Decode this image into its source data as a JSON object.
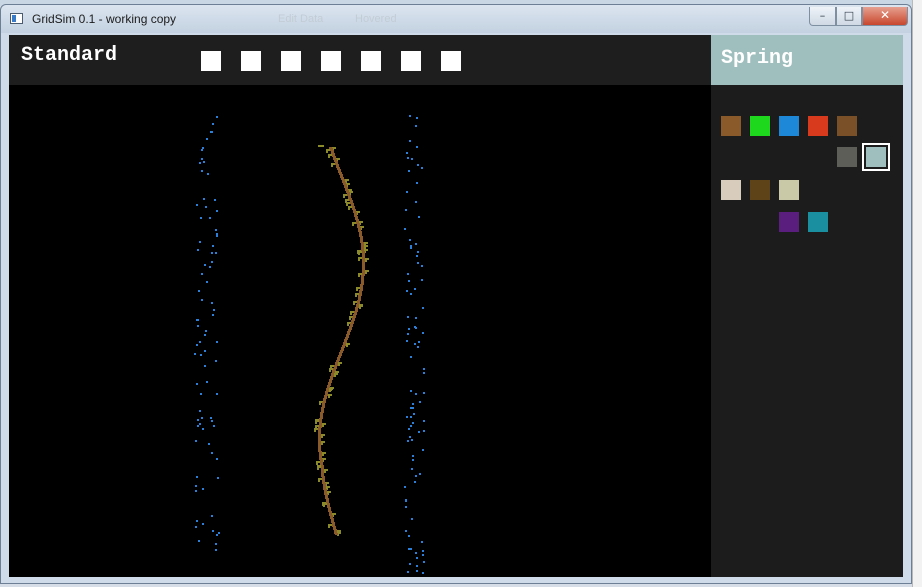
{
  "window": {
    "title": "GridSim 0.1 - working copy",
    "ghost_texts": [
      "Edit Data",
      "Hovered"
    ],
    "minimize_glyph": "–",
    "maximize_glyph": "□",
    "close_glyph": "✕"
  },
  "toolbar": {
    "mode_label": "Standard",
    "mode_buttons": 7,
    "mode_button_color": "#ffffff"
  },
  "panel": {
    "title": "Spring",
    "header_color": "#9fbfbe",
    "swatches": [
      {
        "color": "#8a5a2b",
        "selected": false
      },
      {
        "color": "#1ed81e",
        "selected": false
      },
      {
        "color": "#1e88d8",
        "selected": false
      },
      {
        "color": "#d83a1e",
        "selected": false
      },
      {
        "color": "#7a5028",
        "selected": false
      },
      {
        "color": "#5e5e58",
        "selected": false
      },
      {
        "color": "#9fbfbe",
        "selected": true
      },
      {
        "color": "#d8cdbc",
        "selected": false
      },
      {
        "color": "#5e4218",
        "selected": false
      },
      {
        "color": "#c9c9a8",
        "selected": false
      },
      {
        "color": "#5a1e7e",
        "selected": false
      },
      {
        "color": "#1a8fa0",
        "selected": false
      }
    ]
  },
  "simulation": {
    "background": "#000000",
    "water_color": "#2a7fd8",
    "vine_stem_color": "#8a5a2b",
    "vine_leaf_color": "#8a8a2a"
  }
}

┄┄┄┄┄┄┄┄┄┄┄┄┄┄┄┄┄┄┄┄

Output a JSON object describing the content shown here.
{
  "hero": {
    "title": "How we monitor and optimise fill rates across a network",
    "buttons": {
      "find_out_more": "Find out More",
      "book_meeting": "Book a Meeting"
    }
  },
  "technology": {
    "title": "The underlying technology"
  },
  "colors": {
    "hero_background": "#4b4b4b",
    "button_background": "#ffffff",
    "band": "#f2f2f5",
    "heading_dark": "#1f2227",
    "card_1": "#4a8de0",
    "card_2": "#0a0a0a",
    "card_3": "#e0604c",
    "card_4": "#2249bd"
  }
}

┄┄┄┄┄┄┄┄┄┄┄┄┄┄┄┄┄┄┄┄

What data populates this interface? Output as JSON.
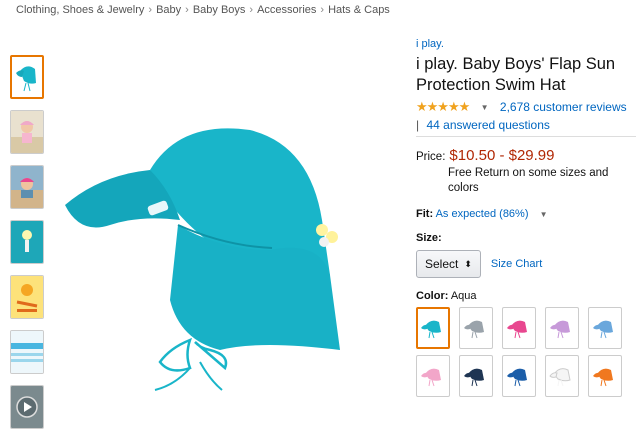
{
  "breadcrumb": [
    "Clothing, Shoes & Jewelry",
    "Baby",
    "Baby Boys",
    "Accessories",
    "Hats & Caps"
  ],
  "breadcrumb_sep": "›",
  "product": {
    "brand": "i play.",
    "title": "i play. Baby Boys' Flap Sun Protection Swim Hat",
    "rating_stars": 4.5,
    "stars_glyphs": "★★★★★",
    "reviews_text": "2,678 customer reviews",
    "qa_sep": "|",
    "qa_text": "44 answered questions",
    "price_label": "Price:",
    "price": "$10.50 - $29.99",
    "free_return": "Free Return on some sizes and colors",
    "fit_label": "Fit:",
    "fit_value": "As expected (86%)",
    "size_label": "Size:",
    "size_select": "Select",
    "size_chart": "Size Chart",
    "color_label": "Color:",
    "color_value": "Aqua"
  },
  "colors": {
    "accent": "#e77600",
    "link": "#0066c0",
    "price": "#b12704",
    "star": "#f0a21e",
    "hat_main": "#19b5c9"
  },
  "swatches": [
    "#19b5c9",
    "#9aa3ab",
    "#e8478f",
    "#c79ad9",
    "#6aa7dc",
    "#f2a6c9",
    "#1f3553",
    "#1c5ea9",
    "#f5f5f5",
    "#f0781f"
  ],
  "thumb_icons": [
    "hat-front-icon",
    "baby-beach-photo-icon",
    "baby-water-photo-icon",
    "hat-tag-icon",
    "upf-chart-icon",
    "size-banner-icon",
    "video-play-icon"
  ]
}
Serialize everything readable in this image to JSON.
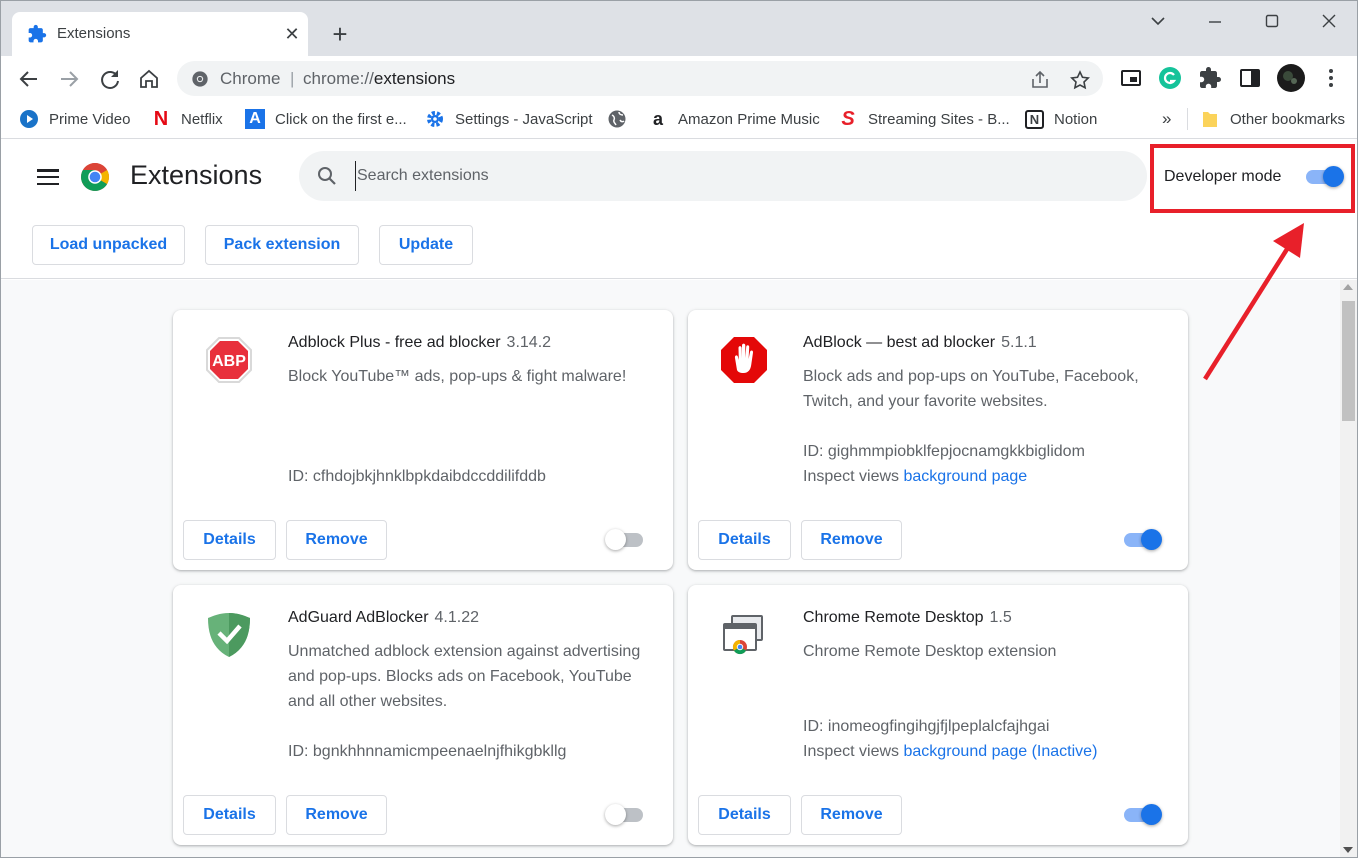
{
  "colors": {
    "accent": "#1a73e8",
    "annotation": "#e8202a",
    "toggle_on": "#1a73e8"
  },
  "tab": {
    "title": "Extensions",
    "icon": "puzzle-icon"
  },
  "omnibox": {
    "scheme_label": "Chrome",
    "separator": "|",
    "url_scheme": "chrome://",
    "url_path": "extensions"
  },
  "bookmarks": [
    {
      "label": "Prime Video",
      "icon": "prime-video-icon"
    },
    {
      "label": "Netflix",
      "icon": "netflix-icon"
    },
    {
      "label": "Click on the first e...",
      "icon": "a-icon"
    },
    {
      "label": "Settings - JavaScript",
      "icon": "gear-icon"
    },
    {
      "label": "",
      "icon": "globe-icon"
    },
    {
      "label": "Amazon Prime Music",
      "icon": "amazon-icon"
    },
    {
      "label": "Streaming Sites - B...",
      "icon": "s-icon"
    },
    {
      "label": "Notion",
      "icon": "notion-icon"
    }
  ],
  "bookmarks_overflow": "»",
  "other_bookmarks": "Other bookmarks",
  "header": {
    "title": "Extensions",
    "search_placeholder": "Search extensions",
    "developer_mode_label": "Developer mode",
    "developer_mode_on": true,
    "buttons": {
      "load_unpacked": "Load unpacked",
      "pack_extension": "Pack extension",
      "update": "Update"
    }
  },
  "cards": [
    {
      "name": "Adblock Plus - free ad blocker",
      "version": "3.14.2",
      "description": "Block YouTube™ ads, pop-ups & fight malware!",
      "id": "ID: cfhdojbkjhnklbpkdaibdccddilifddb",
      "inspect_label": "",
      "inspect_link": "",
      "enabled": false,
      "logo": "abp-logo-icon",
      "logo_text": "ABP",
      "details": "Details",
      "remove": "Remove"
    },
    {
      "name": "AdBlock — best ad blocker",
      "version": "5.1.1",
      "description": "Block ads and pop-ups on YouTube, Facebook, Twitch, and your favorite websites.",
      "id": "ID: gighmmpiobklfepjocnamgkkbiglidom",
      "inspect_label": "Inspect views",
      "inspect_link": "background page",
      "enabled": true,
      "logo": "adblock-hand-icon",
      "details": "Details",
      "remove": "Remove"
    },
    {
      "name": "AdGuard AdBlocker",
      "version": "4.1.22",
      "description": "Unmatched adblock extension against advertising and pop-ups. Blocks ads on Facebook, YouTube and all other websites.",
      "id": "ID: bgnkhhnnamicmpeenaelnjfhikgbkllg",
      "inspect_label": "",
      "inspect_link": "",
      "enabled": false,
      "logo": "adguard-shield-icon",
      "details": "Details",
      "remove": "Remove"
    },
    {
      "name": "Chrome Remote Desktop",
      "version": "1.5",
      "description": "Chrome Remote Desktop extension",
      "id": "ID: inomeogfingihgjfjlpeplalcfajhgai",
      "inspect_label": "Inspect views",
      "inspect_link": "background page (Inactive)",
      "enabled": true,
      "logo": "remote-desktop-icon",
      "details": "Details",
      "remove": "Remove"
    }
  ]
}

┄┄┄┄┄┄┄┄┄┄┄┄┄┄┄┄┄┄┄┄

> **REQUIRED WORK**: Pull out every line of the records that includes the string "play".

> **ANSWER BELOW**:
    "brand": "i play.",
    "title": "i play. Baby Boys' Flap Sun Protection Swim Hat",
    "video-play-icon"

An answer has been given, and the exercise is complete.